- _Data provided_

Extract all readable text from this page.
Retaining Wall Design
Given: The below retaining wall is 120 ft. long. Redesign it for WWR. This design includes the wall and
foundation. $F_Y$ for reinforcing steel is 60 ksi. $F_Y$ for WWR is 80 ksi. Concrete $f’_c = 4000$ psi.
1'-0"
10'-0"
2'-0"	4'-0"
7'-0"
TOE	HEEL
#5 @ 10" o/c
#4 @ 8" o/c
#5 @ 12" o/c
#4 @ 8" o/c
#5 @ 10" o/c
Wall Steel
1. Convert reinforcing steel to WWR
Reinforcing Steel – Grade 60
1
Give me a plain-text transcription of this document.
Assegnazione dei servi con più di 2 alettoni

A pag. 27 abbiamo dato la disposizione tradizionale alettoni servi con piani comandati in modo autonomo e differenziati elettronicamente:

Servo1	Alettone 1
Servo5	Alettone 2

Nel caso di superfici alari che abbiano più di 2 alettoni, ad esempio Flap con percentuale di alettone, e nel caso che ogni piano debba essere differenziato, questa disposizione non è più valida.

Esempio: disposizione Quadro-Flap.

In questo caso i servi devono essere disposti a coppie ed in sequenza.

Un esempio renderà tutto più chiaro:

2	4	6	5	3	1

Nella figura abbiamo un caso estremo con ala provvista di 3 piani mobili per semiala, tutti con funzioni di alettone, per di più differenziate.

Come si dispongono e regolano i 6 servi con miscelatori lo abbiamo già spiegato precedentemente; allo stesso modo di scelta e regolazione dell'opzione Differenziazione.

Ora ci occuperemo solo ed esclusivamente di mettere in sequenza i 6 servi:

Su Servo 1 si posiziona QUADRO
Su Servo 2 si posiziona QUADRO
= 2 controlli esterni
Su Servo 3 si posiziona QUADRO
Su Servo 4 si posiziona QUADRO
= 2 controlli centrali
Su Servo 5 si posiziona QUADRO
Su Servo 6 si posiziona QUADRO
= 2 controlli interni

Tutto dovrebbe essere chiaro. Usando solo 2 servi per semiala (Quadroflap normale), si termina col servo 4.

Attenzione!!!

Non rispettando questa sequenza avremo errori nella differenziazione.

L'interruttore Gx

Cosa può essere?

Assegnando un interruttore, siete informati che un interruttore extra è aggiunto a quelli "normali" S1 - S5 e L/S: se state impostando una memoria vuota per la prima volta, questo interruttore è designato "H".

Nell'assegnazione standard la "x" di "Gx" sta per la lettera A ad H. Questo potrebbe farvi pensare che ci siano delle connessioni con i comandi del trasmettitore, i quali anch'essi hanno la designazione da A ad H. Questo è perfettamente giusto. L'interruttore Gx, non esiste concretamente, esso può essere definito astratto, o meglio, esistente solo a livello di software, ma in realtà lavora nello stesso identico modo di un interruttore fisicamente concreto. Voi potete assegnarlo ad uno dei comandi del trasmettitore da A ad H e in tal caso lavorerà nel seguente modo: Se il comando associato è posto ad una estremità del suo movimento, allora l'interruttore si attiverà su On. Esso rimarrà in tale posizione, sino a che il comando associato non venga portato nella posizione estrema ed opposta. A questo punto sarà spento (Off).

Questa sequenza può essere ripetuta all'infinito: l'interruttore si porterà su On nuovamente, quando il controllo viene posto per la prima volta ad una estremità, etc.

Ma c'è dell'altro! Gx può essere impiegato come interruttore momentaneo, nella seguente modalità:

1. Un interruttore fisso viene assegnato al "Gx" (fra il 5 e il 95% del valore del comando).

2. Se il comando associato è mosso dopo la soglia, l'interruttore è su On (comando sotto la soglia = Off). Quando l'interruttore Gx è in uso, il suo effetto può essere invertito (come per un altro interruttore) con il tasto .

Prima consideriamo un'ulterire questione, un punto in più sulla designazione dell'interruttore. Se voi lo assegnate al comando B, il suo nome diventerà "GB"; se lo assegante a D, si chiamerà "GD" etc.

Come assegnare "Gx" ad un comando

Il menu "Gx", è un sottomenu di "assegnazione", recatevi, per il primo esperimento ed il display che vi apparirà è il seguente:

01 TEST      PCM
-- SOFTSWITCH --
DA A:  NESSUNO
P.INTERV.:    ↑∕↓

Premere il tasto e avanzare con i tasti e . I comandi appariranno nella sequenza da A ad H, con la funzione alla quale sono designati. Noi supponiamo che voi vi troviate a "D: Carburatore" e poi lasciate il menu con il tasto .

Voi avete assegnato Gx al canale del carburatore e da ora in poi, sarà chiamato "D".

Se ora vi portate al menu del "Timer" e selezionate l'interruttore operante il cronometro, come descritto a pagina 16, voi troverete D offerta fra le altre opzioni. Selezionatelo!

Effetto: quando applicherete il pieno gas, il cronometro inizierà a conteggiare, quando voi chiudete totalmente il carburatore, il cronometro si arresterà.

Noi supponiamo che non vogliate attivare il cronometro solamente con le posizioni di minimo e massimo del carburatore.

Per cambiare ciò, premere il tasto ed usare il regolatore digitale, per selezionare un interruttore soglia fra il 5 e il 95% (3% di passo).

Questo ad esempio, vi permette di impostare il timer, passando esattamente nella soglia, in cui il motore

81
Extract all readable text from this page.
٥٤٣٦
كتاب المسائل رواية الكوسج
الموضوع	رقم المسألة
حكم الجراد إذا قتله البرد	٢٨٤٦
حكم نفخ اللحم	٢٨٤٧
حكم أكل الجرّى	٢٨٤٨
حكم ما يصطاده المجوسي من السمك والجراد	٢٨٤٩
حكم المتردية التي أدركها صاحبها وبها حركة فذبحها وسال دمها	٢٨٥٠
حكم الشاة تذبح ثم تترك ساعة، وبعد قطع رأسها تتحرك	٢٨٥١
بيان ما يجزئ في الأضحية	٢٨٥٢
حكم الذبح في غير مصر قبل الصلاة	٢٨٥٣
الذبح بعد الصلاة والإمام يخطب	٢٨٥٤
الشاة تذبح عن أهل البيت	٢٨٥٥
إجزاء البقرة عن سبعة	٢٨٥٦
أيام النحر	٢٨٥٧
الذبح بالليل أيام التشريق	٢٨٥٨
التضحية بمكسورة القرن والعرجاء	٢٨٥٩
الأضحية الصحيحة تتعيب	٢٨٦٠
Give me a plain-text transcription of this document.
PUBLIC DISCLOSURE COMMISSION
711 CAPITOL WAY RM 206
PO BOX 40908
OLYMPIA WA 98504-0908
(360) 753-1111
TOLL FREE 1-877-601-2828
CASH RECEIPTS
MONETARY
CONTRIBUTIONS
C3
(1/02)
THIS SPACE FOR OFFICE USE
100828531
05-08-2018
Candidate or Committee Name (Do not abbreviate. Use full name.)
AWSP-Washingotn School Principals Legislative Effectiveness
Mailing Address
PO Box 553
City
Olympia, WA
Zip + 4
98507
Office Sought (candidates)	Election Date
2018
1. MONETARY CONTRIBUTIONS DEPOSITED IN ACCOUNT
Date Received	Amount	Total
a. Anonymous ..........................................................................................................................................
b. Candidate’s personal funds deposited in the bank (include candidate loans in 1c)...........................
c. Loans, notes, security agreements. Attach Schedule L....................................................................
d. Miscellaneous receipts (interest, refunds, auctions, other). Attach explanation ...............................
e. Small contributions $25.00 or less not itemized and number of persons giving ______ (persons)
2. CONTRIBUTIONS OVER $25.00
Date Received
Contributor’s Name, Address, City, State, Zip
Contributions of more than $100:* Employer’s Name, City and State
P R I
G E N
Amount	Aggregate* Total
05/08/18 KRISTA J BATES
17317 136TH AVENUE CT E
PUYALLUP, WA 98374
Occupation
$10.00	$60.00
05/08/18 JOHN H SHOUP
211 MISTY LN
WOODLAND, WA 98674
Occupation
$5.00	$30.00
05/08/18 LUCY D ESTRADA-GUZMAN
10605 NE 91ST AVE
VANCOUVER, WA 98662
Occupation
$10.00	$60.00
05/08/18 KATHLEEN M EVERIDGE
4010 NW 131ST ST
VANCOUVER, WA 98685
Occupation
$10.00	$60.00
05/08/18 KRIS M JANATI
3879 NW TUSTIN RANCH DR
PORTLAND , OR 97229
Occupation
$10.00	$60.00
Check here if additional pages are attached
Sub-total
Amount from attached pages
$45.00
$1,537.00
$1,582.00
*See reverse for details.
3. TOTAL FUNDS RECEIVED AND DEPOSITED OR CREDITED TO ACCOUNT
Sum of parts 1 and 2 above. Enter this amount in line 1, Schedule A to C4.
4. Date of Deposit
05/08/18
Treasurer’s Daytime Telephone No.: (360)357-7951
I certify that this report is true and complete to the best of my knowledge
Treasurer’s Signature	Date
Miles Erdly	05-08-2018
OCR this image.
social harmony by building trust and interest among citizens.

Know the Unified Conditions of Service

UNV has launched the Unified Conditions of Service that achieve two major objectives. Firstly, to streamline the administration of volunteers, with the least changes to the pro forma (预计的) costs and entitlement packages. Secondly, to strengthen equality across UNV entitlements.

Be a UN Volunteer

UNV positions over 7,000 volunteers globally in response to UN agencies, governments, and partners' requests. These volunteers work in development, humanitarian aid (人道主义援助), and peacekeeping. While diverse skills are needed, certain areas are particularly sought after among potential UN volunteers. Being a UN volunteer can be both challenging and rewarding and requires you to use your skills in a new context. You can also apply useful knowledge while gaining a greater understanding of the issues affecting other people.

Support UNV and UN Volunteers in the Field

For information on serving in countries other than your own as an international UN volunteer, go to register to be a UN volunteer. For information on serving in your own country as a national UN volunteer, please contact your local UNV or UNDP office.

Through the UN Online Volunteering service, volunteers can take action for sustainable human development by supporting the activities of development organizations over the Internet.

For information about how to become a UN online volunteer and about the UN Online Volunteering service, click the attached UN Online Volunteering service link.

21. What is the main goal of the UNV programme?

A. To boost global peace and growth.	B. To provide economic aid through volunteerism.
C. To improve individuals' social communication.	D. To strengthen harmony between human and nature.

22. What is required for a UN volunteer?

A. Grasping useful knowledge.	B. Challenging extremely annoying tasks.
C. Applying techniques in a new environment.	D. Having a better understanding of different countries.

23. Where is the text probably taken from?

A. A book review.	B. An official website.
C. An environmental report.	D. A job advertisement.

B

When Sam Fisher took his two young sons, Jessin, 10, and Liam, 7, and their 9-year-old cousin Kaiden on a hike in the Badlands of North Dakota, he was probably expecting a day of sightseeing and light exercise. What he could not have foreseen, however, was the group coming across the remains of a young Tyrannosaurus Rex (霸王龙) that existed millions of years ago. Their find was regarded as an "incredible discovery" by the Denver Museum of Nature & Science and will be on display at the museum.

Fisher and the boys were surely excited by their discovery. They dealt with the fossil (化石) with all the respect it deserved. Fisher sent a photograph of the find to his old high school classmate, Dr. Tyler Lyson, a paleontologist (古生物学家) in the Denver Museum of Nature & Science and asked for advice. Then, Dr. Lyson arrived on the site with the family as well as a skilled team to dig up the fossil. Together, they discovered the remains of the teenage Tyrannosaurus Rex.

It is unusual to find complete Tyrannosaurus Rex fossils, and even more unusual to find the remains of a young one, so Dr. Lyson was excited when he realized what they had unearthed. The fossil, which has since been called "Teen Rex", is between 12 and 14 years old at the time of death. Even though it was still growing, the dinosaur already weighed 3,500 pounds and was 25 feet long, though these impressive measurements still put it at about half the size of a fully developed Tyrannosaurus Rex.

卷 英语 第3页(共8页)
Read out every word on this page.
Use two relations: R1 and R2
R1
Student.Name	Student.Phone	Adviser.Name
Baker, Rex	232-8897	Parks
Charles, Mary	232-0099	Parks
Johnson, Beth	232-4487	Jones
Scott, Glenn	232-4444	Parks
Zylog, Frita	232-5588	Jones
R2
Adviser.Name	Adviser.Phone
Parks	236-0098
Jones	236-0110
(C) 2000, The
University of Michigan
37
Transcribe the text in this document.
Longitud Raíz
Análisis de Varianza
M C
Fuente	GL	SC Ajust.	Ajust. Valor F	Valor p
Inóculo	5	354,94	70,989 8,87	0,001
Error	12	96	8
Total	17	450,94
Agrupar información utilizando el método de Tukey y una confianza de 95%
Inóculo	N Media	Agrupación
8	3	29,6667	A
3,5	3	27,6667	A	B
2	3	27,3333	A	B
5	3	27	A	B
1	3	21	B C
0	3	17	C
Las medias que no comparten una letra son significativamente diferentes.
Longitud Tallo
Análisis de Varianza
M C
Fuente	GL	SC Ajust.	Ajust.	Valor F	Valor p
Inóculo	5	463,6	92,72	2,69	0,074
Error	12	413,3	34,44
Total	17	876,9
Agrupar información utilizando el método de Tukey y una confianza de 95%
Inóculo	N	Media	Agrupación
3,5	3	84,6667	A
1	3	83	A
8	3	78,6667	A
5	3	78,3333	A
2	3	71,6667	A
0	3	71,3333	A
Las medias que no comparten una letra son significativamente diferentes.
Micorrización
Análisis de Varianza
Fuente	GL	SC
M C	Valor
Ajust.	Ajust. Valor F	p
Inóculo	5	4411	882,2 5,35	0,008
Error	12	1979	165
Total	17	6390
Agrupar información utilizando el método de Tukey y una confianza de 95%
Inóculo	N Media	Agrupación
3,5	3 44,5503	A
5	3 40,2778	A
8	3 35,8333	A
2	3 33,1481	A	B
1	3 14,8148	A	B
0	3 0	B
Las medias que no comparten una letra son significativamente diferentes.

- _Directive_
From the listing above, pick out every line containing "find".

- _Full answer_
When Sam Fisher took his two young sons, Jessin, 10, and Liam, 7, and their 9-year-old cousin Kaiden on a hike in the Badlands of North Dakota, he was probably expecting a day of sightseeing and light exercise. What he could not have foreseen, however, was the group coming across the remains of a young Tyrannosaurus Rex (霸王龙) that existed millions of years ago. Their find was regarded as an "incredible discovery" by the Denver Museum of Nature & Science and will be on display at the museum.
Fisher and the boys were surely excited by their discovery. They dealt with the fossil (化石) with all the respect it deserved. Fisher sent a photograph of the find to his old high school classmate, Dr. Tyler Lyson, a paleontologist (古生物学家) in the Denver Museum of Nature & Science and asked for advice. Then, Dr. Lyson arrived on the site with the family as well as a skilled team to dig up the fossil. Together, they discovered the remains of the teenage Tyrannosaurus Rex.
It is unusual to find complete Tyrannosaurus Rex fossils, and even more unusual to find the remains of a young one, so Dr. Lyson was excited when he realized what they had unearthed. The fossil, which has since been called "Teen Rex", is between 12 and 14 years old at the time of death. Even though it was still growing, the dinosaur already weighed 3,500 pounds and was 25 feet long, though these impressive measurements still put it at about half the size of a fully developed Tyrannosaurus Rex.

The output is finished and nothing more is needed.